Your instructions
Show each line of the data below that has the string "this" in it.

Source records

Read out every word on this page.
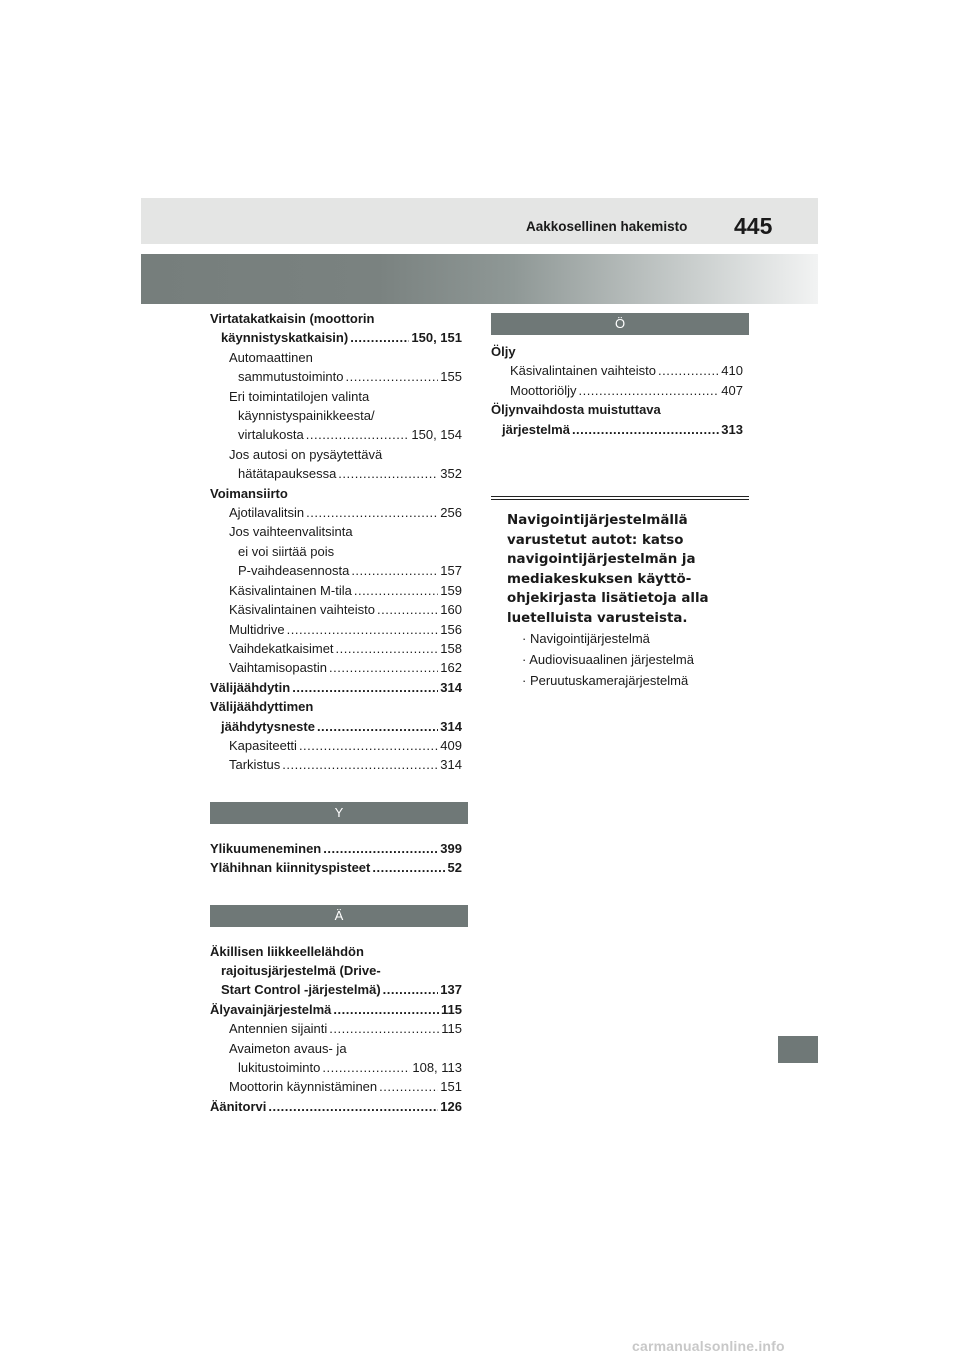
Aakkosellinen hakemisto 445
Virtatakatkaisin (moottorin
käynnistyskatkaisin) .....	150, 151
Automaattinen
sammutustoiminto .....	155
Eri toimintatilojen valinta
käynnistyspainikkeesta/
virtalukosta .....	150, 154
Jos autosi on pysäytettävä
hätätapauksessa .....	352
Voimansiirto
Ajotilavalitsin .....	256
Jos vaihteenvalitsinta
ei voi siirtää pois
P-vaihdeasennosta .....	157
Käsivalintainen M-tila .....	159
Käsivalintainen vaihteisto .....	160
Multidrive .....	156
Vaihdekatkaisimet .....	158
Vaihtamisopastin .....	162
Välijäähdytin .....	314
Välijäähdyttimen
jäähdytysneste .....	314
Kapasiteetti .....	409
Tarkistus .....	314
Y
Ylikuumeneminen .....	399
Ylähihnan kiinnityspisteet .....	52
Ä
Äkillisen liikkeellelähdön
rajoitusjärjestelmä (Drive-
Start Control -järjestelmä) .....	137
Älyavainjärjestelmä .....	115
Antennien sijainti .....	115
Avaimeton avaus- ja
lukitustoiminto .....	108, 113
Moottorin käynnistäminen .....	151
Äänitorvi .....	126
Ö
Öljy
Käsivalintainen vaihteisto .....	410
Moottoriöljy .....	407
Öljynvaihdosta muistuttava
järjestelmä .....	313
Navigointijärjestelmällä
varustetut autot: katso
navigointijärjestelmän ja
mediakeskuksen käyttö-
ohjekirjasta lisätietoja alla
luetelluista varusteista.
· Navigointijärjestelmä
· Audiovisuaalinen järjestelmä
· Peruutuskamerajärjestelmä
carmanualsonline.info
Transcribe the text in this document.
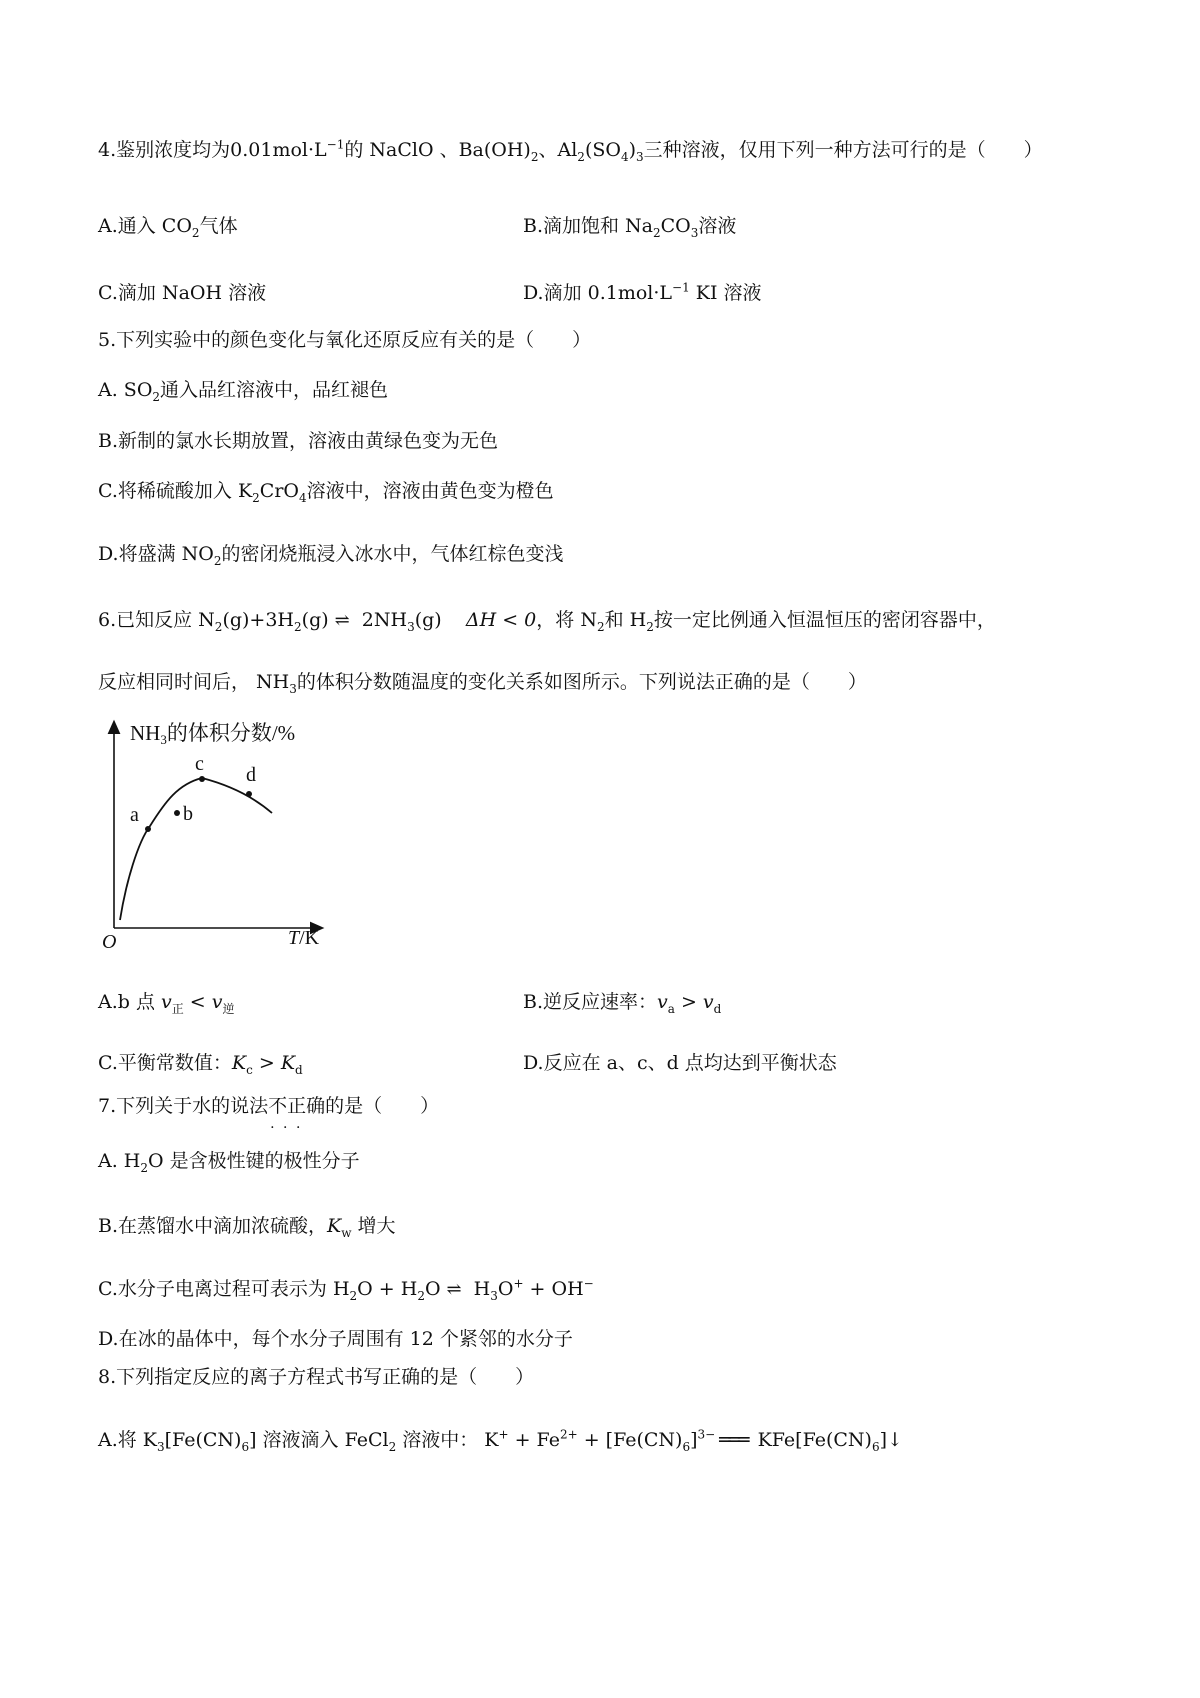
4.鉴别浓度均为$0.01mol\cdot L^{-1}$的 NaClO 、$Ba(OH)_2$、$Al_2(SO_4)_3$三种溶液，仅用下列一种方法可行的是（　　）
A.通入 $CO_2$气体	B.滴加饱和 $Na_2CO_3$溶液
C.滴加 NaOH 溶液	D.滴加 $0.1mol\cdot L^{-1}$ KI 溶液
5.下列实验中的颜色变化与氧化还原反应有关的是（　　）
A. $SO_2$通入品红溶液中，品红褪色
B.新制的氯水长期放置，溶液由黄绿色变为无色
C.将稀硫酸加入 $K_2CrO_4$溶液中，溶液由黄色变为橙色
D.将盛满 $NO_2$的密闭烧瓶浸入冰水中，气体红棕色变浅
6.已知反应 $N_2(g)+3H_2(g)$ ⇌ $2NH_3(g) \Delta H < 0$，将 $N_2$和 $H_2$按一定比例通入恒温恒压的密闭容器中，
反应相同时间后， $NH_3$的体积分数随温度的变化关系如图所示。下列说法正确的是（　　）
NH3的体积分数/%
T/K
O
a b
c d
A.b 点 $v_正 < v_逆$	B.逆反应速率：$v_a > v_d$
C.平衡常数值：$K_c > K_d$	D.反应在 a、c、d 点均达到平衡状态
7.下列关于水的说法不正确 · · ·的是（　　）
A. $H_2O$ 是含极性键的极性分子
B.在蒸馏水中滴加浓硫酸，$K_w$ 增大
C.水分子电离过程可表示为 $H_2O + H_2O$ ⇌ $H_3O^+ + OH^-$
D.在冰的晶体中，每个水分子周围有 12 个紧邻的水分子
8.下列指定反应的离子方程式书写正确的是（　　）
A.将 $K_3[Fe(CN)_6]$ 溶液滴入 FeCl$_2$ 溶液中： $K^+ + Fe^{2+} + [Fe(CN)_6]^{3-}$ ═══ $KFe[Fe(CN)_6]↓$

Answer below
Read out every word on this page.
Transcribe the text in this document.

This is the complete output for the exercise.